TASK INPUT:

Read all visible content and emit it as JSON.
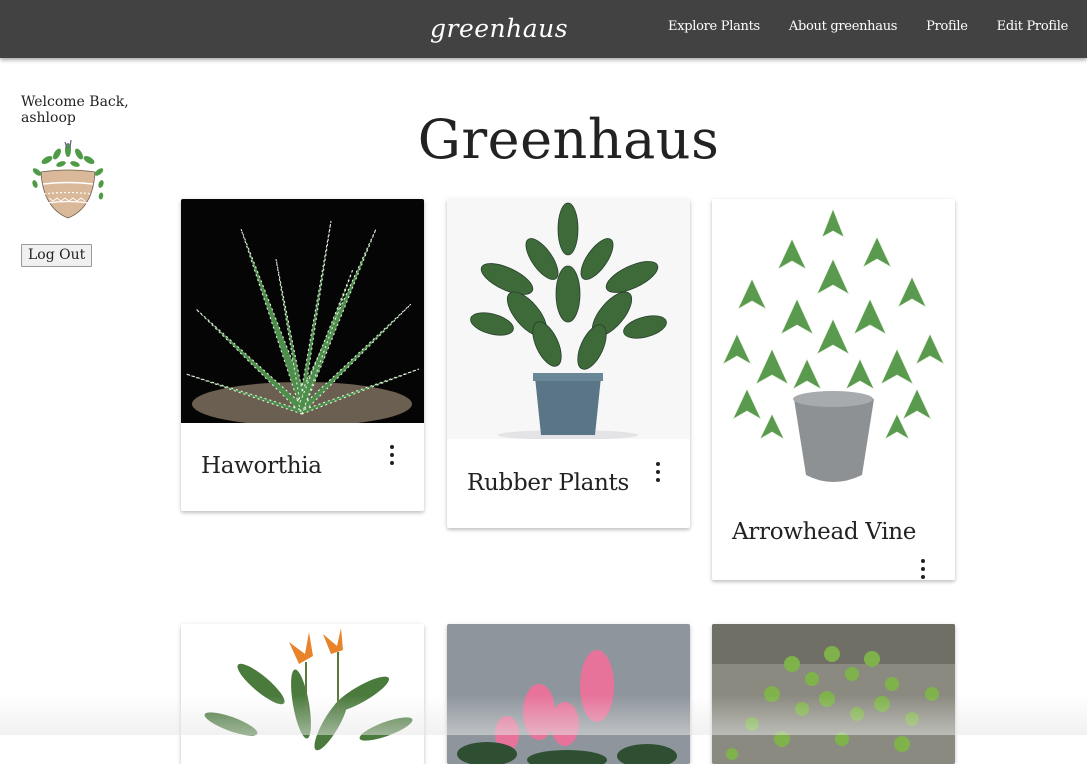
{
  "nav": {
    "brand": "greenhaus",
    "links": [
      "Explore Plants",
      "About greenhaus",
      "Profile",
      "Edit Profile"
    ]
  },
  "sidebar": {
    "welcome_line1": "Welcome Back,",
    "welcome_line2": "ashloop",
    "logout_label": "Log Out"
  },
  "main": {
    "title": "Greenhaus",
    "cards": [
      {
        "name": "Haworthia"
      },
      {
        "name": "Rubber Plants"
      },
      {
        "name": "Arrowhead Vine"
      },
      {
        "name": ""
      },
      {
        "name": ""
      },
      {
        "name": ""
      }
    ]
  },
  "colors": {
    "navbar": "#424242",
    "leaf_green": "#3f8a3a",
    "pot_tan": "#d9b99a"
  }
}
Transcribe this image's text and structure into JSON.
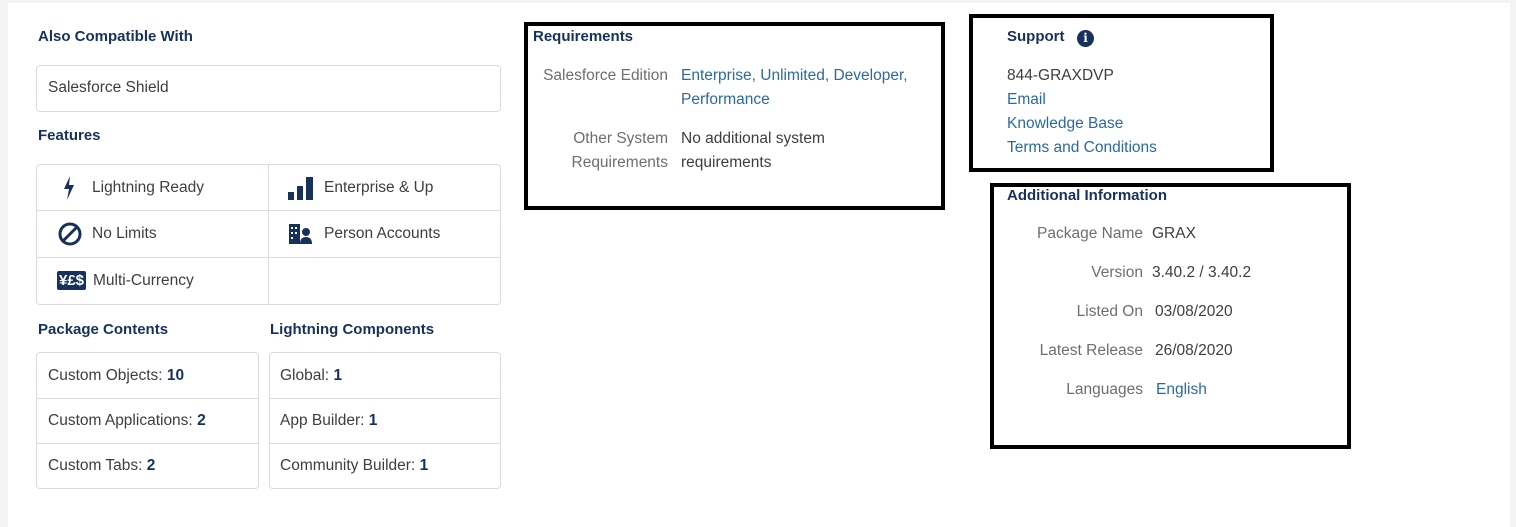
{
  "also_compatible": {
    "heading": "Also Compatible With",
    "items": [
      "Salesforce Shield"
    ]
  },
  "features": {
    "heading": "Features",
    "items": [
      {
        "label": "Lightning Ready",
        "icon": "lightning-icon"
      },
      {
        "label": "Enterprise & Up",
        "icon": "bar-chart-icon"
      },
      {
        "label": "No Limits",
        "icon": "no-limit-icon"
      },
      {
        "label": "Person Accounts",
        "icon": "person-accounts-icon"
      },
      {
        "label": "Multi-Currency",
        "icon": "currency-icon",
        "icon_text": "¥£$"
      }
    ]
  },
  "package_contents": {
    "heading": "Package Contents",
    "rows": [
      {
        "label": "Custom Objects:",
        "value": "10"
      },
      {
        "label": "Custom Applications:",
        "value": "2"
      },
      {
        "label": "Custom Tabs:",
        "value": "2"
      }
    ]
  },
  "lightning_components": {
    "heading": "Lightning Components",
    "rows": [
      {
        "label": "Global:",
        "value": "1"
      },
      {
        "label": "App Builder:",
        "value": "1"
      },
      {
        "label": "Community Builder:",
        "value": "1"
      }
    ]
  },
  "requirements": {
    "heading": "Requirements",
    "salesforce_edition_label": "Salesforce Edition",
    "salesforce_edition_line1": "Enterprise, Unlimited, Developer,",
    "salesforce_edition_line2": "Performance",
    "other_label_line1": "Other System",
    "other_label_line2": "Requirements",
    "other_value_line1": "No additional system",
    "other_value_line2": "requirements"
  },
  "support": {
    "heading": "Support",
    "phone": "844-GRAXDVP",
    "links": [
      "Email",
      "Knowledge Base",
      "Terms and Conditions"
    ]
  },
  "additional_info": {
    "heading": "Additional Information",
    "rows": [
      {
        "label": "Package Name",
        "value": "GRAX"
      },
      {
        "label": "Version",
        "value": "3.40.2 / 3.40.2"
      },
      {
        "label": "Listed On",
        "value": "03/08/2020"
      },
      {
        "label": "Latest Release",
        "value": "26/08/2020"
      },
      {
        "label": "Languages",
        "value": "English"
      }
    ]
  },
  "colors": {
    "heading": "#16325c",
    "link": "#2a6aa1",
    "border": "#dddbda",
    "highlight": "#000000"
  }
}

TASK GOAL:
Omit every picture, then repeat the remaining data exactly as it appears above.

ANSWER TO THIS EXERCISE:
Read all visible content and emit it as JSON.
{
  "nav": {
    "brand": "greenhaus",
    "links": [
      "Explore Plants",
      "About greenhaus",
      "Profile",
      "Edit Profile"
    ]
  },
  "sidebar": {
    "welcome_line1": "Welcome Back,",
    "welcome_line2": "ashloop",
    "logout_label": "Log Out"
  },
  "main": {
    "title": "Greenhaus",
    "cards": [
      {
        "name": "Haworthia"
      },
      {
        "name": "Rubber Plants"
      },
      {
        "name": "Arrowhead Vine"
      },
      {
        "name": ""
      },
      {
        "name": ""
      },
      {
        "name": ""
      }
    ]
  },
  "colors": {
    "navbar": "#424242",
    "leaf_green": "#3f8a3a",
    "pot_tan": "#d9b99a"
  }
}
Transcribe this image's text and structure into JSON.
{
  "also_compatible": {
    "heading": "Also Compatible With",
    "items": [
      "Salesforce Shield"
    ]
  },
  "features": {
    "heading": "Features",
    "items": [
      {
        "label": "Lightning Ready",
        "icon": "lightning-icon"
      },
      {
        "label": "Enterprise & Up",
        "icon": "bar-chart-icon"
      },
      {
        "label": "No Limits",
        "icon": "no-limit-icon"
      },
      {
        "label": "Person Accounts",
        "icon": "person-accounts-icon"
      },
      {
        "label": "Multi-Currency",
        "icon": "currency-icon",
        "icon_text": "¥£$"
      }
    ]
  },
  "package_contents": {
    "heading": "Package Contents",
    "rows": [
      {
        "label": "Custom Objects:",
        "value": "10"
      },
      {
        "label": "Custom Applications:",
        "value": "2"
      },
      {
        "label": "Custom Tabs:",
        "value": "2"
      }
    ]
  },
  "lightning_components": {
    "heading": "Lightning Components",
    "rows": [
      {
        "label": "Global:",
        "value": "1"
      },
      {
        "label": "App Builder:",
        "value": "1"
      },
      {
        "label": "Community Builder:",
        "value": "1"
      }
    ]
  },
  "requirements": {
    "heading": "Requirements",
    "salesforce_edition_label": "Salesforce Edition",
    "salesforce_edition_line1": "Enterprise, Unlimited, Developer,",
    "salesforce_edition_line2": "Performance",
    "other_label_line1": "Other System",
    "other_label_line2": "Requirements",
    "other_value_line1": "No additional system",
    "other_value_line2": "requirements"
  },
  "support": {
    "heading": "Support",
    "phone": "844-GRAXDVP",
    "links": [
      "Email",
      "Knowledge Base",
      "Terms and Conditions"
    ]
  },
  "additional_info": {
    "heading": "Additional Information",
    "rows": [
      {
        "label": "Package Name",
        "value": "GRAX"
      },
      {
        "label": "Version",
        "value": "3.40.2 / 3.40.2"
      },
      {
        "label": "Listed On",
        "value": "03/08/2020"
      },
      {
        "label": "Latest Release",
        "value": "26/08/2020"
      },
      {
        "label": "Languages",
        "value": "English"
      }
    ]
  },
  "colors": {
    "heading": "#16325c",
    "link": "#2a6aa1",
    "border": "#dddbda",
    "highlight": "#000000"
  }
}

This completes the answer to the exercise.